■ **Set task**: Look for the string "进行编号" in the lines and copy each line that has it.

■ **Input**:

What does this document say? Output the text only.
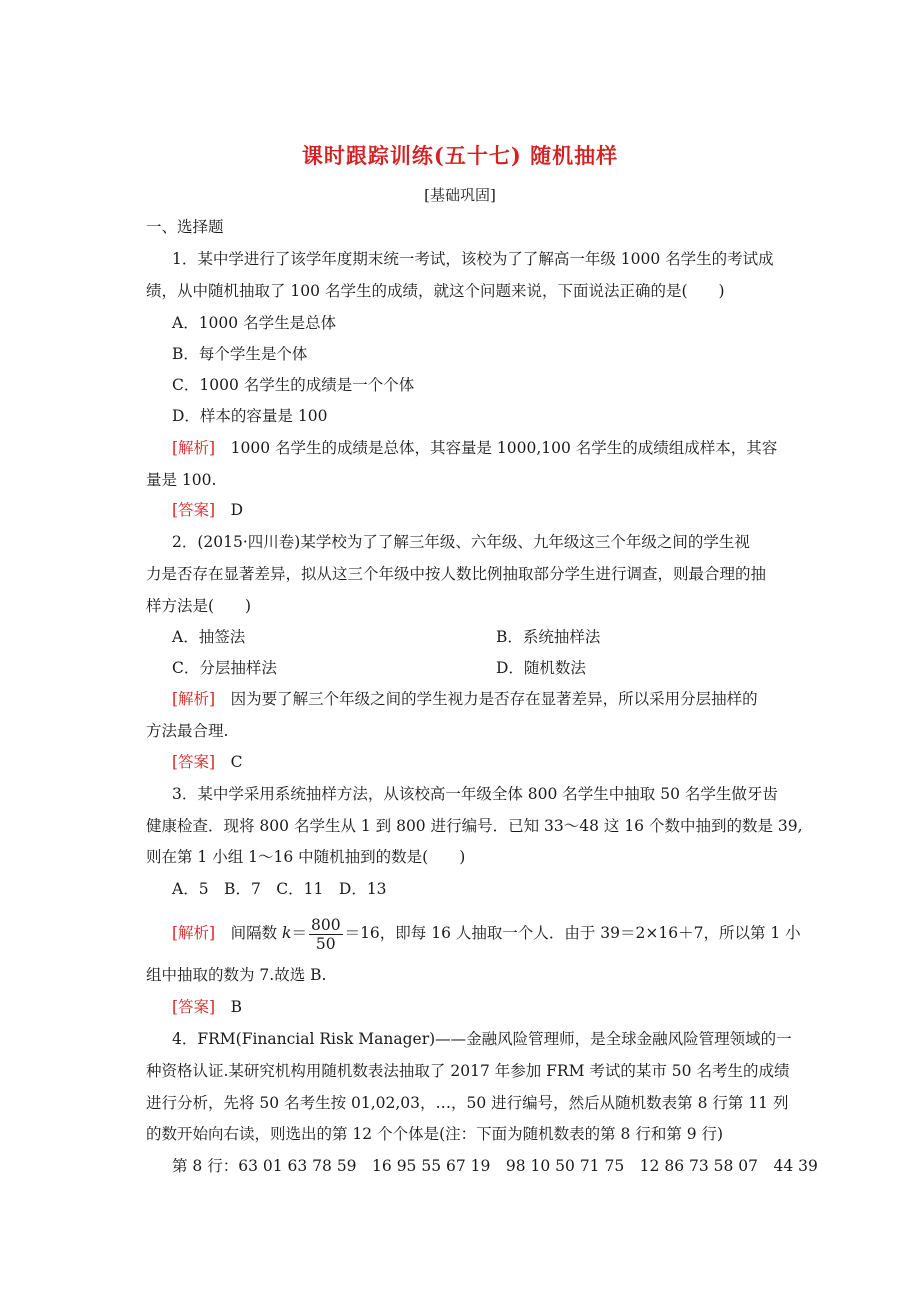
课时跟踪训练(五十七) 随机抽样
[基础巩固]
一、选择题
1．某中学进行了该学年度期末统一考试，该校为了了解高一年级 1000 名学生的考试成
绩，从中随机抽取了 100 名学生的成绩，就这个问题来说，下面说法正确的是(　　)
A．1000 名学生是总体
B．每个学生是个体
C．1000 名学生的成绩是一个个体
D．样本的容量是 100
[解析]　1000 名学生的成绩是总体，其容量是 1000,100 名学生的成绩组成样本，其容
量是 100.
[答案]　D
2．(2015·四川卷)某学校为了了解三年级、六年级、九年级这三个年级之间的学生视
力是否存在显著差异，拟从这三个年级中按人数比例抽取部分学生进行调查，则最合理的抽
样方法是(　　)
A．抽签法	B．系统抽样法
C．分层抽样法	D．随机数法
[解析]　因为要了解三个年级之间的学生视力是否存在显著差异，所以采用分层抽样的
方法最合理.
[答案]　C
3．某中学采用系统抽样方法，从该校高一年级全体 800 名学生中抽取 50 名学生做牙齿
健康检查．现将 800 名学生从 1 到 800 进行编号．已知 33～48 这 16 个数中抽到的数是 39,
则在第 1 小组 1～16 中随机抽到的数是(　　)
A．5　B．7　C．11　D．13
[解析]　间隔数 $k= \frac{800}{50} =16$，即每 16 人抽取一个人．由于 39＝2×16＋7，所以第 1 小
组中抽取的数为 7.故选 B.
[答案]　B
4．FRM(Financial Risk Manager)——金融风险管理师，是全球金融风险管理领域的一
种资格认证.某研究机构用随机数表法抽取了 2017 年参加 FRM 考试的某市 50 名考生的成绩
进行分析，先将 50 名考生按 01,02,03，…，50 进行编号，然后从随机数表第 8 行第 11 列
的数开始向右读，则选出的第 12 个个体是(注：下面为随机数表的第 8 行和第 9 行)
第 8 行：63 01 63 78 59　16 95 55 67 19　98 10 50 71 75　12 86 73 58 07　44 39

■ **Worked answer**:
健康检查．现将 800 名学生从 1 到 800 进行编号．已知 33～48 这 16 个数中抽到的数是 39,
进行分析，先将 50 名考生按 01,02,03，…，50 进行编号，然后从随机数表第 8 行第 11 列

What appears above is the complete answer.